┏━━
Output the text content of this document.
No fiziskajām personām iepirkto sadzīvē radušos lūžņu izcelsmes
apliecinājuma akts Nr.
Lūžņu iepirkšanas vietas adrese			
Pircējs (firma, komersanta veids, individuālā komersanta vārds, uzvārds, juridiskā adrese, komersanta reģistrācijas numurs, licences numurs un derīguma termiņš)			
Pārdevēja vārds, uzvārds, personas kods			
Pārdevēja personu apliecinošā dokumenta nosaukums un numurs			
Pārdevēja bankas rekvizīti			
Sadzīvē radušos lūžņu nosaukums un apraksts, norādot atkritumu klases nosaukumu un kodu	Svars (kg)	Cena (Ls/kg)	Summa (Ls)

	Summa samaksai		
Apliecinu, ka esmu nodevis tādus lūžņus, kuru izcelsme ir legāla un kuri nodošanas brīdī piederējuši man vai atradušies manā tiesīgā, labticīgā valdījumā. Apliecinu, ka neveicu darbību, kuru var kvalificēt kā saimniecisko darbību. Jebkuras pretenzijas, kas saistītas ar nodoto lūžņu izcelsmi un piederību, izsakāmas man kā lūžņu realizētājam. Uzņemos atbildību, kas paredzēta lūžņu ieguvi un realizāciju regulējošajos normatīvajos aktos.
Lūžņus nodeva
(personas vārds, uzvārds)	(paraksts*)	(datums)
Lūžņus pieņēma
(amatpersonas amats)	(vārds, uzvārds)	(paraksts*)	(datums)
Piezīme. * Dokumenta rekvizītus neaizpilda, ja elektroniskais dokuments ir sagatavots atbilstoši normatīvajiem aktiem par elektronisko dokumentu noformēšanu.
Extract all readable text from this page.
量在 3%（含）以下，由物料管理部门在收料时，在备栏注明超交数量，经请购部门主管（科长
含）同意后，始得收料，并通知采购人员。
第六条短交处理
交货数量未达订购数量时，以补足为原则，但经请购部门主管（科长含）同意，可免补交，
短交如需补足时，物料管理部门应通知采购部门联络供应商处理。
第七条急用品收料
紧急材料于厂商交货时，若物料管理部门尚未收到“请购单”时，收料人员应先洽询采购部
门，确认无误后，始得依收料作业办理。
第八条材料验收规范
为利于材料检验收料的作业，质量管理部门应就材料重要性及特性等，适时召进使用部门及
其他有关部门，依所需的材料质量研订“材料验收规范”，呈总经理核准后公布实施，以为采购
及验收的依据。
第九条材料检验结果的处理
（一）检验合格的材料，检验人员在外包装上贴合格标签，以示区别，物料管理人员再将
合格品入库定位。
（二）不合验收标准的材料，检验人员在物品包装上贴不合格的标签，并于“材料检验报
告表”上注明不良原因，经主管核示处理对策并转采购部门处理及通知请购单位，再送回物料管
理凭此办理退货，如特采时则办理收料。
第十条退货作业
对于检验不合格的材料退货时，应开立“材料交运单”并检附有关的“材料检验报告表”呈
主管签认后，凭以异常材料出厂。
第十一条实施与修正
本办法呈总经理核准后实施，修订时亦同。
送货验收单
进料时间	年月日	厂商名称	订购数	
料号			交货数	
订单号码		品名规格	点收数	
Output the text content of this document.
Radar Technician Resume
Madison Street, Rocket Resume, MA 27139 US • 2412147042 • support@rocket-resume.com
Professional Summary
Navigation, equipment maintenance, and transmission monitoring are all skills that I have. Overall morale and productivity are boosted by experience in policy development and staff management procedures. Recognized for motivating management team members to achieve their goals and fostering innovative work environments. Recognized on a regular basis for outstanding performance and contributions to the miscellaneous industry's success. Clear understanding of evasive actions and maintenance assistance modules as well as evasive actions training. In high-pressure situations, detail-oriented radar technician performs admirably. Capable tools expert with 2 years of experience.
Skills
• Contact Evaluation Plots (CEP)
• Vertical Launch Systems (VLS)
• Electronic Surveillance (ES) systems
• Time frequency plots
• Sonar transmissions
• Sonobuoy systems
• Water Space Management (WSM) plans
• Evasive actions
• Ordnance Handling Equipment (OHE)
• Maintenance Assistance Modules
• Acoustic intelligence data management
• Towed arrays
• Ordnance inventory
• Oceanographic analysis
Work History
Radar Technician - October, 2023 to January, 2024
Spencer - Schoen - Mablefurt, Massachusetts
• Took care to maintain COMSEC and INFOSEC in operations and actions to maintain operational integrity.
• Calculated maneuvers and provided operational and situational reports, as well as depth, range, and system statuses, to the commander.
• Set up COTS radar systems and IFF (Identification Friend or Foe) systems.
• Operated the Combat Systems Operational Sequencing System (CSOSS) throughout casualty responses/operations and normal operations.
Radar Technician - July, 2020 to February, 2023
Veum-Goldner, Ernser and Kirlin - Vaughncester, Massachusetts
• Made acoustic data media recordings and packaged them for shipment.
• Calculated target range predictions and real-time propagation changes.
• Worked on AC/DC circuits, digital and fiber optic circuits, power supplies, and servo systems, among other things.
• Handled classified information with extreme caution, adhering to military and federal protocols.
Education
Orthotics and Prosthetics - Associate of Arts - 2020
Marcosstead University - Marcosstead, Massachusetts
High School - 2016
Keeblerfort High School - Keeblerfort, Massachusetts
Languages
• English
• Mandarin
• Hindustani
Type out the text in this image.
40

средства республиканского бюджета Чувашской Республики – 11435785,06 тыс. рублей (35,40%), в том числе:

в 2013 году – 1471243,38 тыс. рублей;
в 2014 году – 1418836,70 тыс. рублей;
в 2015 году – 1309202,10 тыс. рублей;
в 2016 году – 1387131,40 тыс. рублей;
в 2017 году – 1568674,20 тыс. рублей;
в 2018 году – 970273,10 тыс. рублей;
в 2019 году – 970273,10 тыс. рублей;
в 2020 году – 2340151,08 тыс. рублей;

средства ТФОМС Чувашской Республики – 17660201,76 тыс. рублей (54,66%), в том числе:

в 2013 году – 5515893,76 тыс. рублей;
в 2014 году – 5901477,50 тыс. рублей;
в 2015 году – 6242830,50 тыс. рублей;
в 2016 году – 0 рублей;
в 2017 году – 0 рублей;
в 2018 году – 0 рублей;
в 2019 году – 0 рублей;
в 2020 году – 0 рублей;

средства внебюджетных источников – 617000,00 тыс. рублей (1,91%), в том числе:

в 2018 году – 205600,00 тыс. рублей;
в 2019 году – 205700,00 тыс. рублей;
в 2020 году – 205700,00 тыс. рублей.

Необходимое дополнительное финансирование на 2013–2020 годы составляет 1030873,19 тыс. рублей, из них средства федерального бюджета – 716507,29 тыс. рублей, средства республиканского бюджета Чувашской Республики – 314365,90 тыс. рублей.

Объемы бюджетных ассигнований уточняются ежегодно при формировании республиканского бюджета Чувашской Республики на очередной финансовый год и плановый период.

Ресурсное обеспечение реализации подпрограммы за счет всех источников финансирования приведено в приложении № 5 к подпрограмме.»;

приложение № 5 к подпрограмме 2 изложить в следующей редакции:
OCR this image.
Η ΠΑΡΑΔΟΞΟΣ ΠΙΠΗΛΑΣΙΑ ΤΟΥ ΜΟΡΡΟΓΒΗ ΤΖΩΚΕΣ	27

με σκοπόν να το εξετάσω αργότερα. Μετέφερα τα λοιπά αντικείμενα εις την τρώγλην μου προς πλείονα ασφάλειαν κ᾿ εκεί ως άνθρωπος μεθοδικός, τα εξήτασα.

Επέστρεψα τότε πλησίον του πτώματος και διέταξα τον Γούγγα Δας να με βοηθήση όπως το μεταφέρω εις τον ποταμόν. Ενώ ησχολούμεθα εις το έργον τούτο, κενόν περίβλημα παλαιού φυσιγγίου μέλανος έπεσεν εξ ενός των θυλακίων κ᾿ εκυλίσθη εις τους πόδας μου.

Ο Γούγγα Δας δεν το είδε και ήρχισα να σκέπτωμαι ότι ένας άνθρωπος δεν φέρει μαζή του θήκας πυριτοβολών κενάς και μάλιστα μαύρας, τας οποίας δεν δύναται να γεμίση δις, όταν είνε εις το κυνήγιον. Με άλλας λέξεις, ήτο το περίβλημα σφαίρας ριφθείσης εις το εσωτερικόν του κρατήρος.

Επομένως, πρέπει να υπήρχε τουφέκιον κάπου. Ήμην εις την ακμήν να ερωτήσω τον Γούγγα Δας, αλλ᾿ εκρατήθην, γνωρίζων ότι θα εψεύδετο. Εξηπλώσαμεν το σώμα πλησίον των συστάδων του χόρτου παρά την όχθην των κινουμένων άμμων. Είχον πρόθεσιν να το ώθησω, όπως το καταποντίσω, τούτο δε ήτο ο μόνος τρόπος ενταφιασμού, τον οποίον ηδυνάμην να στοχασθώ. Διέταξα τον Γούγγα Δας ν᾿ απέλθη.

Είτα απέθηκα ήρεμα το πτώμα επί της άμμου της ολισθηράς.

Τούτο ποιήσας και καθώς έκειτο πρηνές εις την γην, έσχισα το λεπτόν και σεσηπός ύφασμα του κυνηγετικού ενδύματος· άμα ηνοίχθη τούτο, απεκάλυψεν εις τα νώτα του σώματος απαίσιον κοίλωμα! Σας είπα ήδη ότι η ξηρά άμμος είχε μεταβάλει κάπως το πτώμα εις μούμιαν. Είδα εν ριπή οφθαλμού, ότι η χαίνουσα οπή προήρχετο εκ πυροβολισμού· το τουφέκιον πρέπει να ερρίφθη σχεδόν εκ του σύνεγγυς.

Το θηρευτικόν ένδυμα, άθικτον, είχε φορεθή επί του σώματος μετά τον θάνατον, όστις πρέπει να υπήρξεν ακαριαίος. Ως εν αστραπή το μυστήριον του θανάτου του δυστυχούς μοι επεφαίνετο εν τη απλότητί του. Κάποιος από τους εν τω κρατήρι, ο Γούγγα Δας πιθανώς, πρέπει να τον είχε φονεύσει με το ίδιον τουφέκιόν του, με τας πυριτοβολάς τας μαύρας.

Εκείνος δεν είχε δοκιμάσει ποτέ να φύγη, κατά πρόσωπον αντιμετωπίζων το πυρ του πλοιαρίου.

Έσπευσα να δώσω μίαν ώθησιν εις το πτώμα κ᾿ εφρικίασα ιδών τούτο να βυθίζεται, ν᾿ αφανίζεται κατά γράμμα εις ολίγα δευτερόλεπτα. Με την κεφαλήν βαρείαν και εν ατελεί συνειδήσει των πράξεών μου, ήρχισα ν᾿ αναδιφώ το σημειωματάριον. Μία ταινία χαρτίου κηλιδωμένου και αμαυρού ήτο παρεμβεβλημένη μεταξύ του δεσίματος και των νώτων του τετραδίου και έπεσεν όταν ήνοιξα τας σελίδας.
┗━━
• **PROBLEM TO WORK ON**
In the entries above, identify every line with the string "Ordnance".

• **EXPECTED ANSWER**
• Ordnance Handling Equipment (OHE)
• Ordnance inventory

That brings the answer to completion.